═════ Supplied records

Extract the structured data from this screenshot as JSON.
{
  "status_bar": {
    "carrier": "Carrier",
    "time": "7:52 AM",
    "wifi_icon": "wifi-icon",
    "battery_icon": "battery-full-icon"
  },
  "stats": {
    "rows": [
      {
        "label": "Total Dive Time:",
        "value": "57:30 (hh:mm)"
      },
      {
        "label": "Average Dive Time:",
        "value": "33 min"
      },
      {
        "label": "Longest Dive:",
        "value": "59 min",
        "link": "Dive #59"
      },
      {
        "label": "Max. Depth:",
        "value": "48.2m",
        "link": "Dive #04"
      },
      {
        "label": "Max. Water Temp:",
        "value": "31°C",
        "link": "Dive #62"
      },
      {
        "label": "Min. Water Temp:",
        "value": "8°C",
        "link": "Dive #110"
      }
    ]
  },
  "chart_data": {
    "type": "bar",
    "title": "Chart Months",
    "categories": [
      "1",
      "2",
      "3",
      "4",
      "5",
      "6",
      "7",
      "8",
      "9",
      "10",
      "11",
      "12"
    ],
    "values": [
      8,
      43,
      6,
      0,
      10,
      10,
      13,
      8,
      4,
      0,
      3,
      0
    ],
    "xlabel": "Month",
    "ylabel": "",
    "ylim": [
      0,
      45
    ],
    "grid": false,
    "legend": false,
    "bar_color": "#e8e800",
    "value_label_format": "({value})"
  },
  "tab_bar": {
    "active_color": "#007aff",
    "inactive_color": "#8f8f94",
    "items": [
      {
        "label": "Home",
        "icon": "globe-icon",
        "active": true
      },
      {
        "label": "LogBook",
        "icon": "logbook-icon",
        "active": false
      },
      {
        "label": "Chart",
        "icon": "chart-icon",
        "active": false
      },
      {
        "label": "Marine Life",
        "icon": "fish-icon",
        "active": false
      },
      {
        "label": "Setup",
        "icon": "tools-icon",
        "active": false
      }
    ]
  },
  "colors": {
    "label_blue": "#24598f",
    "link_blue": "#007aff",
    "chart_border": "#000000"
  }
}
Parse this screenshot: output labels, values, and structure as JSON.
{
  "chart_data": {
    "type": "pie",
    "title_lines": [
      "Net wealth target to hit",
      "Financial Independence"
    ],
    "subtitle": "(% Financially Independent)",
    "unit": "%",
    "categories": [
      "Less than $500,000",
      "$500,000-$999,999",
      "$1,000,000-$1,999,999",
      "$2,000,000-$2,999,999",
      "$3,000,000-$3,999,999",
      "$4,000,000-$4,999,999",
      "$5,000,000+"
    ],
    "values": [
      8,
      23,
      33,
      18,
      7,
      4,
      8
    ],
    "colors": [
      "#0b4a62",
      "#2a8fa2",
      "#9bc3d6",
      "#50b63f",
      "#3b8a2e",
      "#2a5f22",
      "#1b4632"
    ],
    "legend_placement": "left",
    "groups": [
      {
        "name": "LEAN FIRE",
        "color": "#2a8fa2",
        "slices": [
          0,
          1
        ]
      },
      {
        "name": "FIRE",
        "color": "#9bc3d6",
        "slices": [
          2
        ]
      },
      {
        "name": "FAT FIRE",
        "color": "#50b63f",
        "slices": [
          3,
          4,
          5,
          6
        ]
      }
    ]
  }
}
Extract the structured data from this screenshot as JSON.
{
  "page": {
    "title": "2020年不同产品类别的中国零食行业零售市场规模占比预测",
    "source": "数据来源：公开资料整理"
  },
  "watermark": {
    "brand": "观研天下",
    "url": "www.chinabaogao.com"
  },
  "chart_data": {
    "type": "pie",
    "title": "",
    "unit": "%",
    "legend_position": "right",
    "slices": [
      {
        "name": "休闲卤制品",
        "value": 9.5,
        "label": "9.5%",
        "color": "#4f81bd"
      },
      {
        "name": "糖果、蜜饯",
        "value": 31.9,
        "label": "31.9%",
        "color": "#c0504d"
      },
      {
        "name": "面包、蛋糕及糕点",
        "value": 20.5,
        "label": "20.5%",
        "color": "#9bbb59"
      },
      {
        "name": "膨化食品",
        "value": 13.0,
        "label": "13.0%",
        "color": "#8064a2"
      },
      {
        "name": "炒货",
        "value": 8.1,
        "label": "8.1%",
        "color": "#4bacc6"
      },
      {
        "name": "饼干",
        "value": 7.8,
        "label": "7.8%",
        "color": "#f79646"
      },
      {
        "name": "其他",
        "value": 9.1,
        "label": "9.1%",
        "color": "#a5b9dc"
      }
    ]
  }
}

══════════

Recopy all the lines exactly as they appear.

Solution for this exercise:
Extract the structured data from this screenshot as JSON.
{
  "status_bar": {
    "carrier": "Carrier",
    "time": "7:52 AM",
    "wifi_icon": "wifi-icon",
    "battery_icon": "battery-full-icon"
  },
  "stats": {
    "rows": [
      {
        "label": "Total Dive Time:",
        "value": "57:30 (hh:mm)"
      },
      {
        "label": "Average Dive Time:",
        "value": "33 min"
      },
      {
        "label": "Longest Dive:",
        "value": "59 min",
        "link": "Dive #59"
      },
      {
        "label": "Max. Depth:",
        "value": "48.2m",
        "link": "Dive #04"
      },
      {
        "label": "Max. Water Temp:",
        "value": "31°C",
        "link": "Dive #62"
      },
      {
        "label": "Min. Water Temp:",
        "value": "8°C",
        "link": "Dive #110"
      }
    ]
  },
  "chart_data": {
    "type": "bar",
    "title": "Chart Months",
    "categories": [
      "1",
      "2",
      "3",
      "4",
      "5",
      "6",
      "7",
      "8",
      "9",
      "10",
      "11",
      "12"
    ],
    "values": [
      8,
      43,
      6,
      0,
      10,
      10,
      13,
      8,
      4,
      0,
      3,
      0
    ],
    "xlabel": "Month",
    "ylabel": "",
    "ylim": [
      0,
      45
    ],
    "grid": false,
    "legend": false,
    "bar_color": "#e8e800",
    "value_label_format": "({value})"
  },
  "tab_bar": {
    "active_color": "#007aff",
    "inactive_color": "#8f8f94",
    "items": [
      {
        "label": "Home",
        "icon": "globe-icon",
        "active": true
      },
      {
        "label": "LogBook",
        "icon": "logbook-icon",
        "active": false
      },
      {
        "label": "Chart",
        "icon": "chart-icon",
        "active": false
      },
      {
        "label": "Marine Life",
        "icon": "fish-icon",
        "active": false
      },
      {
        "label": "Setup",
        "icon": "tools-icon",
        "active": false
      }
    ]
  },
  "colors": {
    "label_blue": "#24598f",
    "link_blue": "#007aff",
    "chart_border": "#000000"
  }
}
Parse this screenshot: output labels, values, and structure as JSON.
{
  "chart_data": {
    "type": "pie",
    "title_lines": [
      "Net wealth target to hit",
      "Financial Independence"
    ],
    "subtitle": "(% Financially Independent)",
    "unit": "%",
    "categories": [
      "Less than $500,000",
      "$500,000-$999,999",
      "$1,000,000-$1,999,999",
      "$2,000,000-$2,999,999",
      "$3,000,000-$3,999,999",
      "$4,000,000-$4,999,999",
      "$5,000,000+"
    ],
    "values": [
      8,
      23,
      33,
      18,
      7,
      4,
      8
    ],
    "colors": [
      "#0b4a62",
      "#2a8fa2",
      "#9bc3d6",
      "#50b63f",
      "#3b8a2e",
      "#2a5f22",
      "#1b4632"
    ],
    "legend_placement": "left",
    "groups": [
      {
        "name": "LEAN FIRE",
        "color": "#2a8fa2",
        "slices": [
          0,
          1
        ]
      },
      {
        "name": "FIRE",
        "color": "#9bc3d6",
        "slices": [
          2
        ]
      },
      {
        "name": "FAT FIRE",
        "color": "#50b63f",
        "slices": [
          3,
          4,
          5,
          6
        ]
      }
    ]
  }
}
Extract the structured data from this screenshot as JSON.
{
  "page": {
    "title": "2020年不同产品类别的中国零食行业零售市场规模占比预测",
    "source": "数据来源：公开资料整理"
  },
  "watermark": {
    "brand": "观研天下",
    "url": "www.chinabaogao.com"
  },
  "chart_data": {
    "type": "pie",
    "title": "",
    "unit": "%",
    "legend_position": "right",
    "slices": [
      {
        "name": "休闲卤制品",
        "value": 9.5,
        "label": "9.5%",
        "color": "#4f81bd"
      },
      {
        "name": "糖果、蜜饯",
        "value": 31.9,
        "label": "31.9%",
        "color": "#c0504d"
      },
      {
        "name": "面包、蛋糕及糕点",
        "value": 20.5,
        "label": "20.5%",
        "color": "#9bbb59"
      },
      {
        "name": "膨化食品",
        "value": 13.0,
        "label": "13.0%",
        "color": "#8064a2"
      },
      {
        "name": "炒货",
        "value": 8.1,
        "label": "8.1%",
        "color": "#4bacc6"
      },
      {
        "name": "饼干",
        "value": 7.8,
        "label": "7.8%",
        "color": "#f79646"
      },
      {
        "name": "其他",
        "value": 9.1,
        "label": "9.1%",
        "color": "#a5b9dc"
      }
    ]
  }
}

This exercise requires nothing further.